## Written exercise
Single out the lines of the material that contain "text" and copy them.

## Extracted data
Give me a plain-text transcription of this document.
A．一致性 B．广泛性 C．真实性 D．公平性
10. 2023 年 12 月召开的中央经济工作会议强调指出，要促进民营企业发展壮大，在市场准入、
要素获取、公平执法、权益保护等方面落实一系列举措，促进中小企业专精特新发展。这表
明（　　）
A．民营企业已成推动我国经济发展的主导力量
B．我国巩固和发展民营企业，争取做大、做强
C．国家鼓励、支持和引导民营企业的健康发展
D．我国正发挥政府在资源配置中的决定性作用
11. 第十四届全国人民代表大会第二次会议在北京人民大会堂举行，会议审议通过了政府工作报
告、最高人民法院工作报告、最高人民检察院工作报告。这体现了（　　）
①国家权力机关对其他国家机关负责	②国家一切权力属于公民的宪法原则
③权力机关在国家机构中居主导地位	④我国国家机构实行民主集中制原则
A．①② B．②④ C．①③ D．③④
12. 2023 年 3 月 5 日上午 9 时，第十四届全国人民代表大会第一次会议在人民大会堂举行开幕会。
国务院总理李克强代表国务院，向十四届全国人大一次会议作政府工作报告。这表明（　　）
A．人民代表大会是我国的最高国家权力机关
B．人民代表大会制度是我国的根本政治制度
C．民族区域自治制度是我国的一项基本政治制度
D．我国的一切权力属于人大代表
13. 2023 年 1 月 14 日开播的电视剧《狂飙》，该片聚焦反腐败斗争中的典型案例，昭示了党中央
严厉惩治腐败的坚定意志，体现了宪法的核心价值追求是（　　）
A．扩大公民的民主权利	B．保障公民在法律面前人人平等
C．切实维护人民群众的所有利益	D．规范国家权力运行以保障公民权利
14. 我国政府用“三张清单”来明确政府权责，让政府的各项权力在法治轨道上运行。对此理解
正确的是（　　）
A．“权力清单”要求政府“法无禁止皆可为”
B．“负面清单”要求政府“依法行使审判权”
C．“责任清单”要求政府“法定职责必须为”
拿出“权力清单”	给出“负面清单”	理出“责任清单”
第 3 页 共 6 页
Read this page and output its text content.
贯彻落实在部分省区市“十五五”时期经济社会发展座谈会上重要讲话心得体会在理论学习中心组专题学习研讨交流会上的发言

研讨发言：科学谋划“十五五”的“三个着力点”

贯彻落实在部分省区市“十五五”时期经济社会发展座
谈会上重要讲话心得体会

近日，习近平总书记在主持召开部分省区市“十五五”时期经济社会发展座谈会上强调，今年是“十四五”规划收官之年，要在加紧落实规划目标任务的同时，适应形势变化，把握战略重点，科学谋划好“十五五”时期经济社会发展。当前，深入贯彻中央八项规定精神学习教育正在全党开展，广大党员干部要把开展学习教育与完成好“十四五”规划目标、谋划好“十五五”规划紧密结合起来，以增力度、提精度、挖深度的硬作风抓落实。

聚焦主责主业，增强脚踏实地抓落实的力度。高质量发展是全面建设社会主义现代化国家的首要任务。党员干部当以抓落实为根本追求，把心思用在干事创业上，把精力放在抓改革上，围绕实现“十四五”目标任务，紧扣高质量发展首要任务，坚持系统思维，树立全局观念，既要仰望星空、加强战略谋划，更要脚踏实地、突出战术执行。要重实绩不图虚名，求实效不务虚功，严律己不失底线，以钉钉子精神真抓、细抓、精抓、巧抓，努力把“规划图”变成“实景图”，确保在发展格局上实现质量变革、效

## The solution
Give me a plain-text transcription of this document.
Read this page and output its text content.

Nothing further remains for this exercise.